→ RECORDS PROVIDED:
####

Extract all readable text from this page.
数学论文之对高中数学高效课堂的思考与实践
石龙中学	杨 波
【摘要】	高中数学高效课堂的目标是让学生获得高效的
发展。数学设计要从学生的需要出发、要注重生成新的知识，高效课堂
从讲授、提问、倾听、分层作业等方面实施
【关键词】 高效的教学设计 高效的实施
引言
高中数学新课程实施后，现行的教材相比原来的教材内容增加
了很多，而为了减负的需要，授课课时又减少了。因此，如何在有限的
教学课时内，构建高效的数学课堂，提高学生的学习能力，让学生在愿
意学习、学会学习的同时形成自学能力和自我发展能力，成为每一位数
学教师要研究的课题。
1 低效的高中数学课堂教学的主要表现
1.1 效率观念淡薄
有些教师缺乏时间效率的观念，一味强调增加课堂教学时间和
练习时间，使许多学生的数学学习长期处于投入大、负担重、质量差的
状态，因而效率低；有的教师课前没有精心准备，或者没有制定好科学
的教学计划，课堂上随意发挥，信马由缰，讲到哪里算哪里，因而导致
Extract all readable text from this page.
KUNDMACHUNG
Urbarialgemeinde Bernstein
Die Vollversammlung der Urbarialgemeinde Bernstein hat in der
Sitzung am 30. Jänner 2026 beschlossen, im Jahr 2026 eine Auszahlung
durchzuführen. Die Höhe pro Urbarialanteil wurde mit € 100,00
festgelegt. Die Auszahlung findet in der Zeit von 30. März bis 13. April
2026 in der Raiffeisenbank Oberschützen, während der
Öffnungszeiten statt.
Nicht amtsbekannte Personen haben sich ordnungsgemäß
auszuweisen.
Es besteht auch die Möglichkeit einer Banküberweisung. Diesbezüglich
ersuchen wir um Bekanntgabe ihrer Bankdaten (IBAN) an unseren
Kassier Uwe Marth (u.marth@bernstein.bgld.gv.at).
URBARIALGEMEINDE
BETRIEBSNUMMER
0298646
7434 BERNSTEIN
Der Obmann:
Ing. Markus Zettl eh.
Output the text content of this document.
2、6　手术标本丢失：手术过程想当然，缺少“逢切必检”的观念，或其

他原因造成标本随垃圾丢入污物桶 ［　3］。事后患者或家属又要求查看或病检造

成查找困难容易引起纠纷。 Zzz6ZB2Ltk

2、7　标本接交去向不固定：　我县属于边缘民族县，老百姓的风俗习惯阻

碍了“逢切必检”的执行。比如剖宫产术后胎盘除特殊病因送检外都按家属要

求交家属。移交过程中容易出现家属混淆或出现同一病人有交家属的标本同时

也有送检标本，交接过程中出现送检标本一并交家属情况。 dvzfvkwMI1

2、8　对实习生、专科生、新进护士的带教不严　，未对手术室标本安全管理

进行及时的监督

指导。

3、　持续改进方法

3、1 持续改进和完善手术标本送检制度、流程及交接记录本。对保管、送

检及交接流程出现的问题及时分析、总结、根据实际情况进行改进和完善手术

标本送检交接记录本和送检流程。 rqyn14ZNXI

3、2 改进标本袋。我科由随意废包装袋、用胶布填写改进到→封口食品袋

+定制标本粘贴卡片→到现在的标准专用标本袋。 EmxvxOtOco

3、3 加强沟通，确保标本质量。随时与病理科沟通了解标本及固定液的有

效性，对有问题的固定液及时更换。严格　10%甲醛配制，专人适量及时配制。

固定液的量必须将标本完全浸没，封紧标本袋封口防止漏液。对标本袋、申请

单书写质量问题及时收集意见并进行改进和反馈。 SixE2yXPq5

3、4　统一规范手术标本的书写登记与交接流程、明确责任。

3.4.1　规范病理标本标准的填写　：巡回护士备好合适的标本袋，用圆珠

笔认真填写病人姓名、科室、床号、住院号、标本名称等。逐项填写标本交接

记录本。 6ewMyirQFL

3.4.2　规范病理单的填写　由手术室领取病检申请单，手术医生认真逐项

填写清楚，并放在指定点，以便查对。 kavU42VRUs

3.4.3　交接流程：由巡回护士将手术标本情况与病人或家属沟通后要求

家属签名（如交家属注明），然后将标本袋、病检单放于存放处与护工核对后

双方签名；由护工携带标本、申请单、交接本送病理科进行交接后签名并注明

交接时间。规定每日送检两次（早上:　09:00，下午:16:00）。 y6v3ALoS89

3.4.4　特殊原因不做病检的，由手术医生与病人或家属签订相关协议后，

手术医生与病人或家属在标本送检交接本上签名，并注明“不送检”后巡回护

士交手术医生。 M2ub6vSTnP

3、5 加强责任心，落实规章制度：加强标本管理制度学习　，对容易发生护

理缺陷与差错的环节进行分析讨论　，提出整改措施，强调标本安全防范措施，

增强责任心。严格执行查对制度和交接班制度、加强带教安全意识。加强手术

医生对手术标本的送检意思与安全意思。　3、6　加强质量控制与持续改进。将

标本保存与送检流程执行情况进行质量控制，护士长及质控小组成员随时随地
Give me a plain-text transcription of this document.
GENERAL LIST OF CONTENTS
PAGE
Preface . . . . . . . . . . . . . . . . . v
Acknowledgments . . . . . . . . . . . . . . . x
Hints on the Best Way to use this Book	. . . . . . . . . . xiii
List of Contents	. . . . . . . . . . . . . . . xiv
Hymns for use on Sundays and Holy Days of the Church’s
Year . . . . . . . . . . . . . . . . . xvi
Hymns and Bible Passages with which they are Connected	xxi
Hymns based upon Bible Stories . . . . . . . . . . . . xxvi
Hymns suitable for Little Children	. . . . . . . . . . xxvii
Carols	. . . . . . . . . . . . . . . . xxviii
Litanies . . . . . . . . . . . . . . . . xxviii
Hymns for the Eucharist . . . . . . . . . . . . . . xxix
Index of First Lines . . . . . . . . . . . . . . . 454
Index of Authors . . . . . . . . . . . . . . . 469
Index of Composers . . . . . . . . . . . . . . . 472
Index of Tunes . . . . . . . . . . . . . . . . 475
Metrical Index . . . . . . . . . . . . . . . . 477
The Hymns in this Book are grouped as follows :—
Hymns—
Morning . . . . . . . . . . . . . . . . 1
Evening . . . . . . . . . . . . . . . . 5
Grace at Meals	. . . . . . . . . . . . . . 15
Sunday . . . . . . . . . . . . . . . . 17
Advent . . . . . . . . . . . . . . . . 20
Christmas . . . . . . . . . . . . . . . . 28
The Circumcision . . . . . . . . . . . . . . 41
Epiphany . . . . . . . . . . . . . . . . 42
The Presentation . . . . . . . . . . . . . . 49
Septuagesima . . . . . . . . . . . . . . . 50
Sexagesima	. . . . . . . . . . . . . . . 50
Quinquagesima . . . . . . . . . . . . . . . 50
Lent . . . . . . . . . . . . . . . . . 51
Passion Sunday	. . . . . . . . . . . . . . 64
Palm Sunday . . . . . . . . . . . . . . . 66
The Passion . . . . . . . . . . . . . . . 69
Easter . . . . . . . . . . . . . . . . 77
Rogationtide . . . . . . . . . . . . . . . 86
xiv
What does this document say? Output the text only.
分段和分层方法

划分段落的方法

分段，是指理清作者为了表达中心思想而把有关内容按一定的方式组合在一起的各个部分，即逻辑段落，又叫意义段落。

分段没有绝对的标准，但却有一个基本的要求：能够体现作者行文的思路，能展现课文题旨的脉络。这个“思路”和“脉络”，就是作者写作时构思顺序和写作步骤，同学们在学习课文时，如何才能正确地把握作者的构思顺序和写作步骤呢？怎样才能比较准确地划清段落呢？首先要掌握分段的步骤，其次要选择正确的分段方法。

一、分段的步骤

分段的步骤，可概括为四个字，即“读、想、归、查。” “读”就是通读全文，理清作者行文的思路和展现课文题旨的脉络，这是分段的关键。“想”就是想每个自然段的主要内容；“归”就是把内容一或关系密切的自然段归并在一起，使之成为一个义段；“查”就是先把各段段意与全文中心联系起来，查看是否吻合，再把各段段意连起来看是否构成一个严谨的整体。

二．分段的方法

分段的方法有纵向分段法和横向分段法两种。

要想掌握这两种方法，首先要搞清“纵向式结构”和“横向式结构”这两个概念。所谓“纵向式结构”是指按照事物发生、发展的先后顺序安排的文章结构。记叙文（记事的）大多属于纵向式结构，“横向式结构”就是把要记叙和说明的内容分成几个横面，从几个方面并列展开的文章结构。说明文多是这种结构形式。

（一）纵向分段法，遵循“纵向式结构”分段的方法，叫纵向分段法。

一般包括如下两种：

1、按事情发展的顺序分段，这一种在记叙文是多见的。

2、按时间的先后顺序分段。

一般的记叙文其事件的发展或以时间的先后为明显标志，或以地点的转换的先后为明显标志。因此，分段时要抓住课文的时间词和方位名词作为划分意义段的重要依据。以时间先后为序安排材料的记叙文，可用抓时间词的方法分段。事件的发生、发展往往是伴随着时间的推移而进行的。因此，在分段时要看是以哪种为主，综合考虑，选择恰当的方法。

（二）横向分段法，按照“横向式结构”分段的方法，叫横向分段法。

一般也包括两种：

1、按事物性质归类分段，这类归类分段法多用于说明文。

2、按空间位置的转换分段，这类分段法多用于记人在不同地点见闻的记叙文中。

####

→ WORK TO COMPLETE:
Print the line containing "What does this" and every line after it to the end of the records above, exactly as written, and nothing else.

→ ANSWER BELOW:
What does this document say? Output the text only.
分段和分层方法

划分段落的方法

分段，是指理清作者为了表达中心思想而把有关内容按一定的方式组合在一起的各个部分，即逻辑段落，又叫意义段落。

分段没有绝对的标准，但却有一个基本的要求：能够体现作者行文的思路，能展现课文题旨的脉络。这个“思路”和“脉络”，就是作者写作时构思顺序和写作步骤，同学们在学习课文时，如何才能正确地把握作者的构思顺序和写作步骤呢？怎样才能比较准确地划清段落呢？首先要掌握分段的步骤，其次要选择正确的分段方法。

一、分段的步骤

分段的步骤，可概括为四个字，即“读、想、归、查。” “读”就是通读全文，理清作者行文的思路和展现课文题旨的脉络，这是分段的关键。“想”就是想每个自然段的主要内容；“归”就是把内容一或关系密切的自然段归并在一起，使之成为一个义段；“查”就是先把各段段意与全文中心联系起来，查看是否吻合，再把各段段意连起来看是否构成一个严谨的整体。

二．分段的方法

分段的方法有纵向分段法和横向分段法两种。

要想掌握这两种方法，首先要搞清“纵向式结构”和“横向式结构”这两个概念。所谓“纵向式结构”是指按照事物发生、发展的先后顺序安排的文章结构。记叙文（记事的）大多属于纵向式结构，“横向式结构”就是把要记叙和说明的内容分成几个横面，从几个方面并列展开的文章结构。说明文多是这种结构形式。

（一）纵向分段法，遵循“纵向式结构”分段的方法，叫纵向分段法。

一般包括如下两种：

1、按事情发展的顺序分段，这一种在记叙文是多见的。

2、按时间的先后顺序分段。

一般的记叙文其事件的发展或以时间的先后为明显标志，或以地点的转换的先后为明显标志。因此，分段时要抓住课文的时间词和方位名词作为划分意义段的重要依据。以时间先后为序安排材料的记叙文，可用抓时间词的方法分段。事件的发生、发展往往是伴随着时间的推移而进行的。因此，在分段时要看是以哪种为主，综合考虑，选择恰当的方法。

（二）横向分段法，按照“横向式结构”分段的方法，叫横向分段法。

一般也包括两种：

1、按事物性质归类分段，这类归类分段法多用于说明文。

2、按空间位置的转换分段，这类分段法多用于记人在不同地点见闻的记叙文中。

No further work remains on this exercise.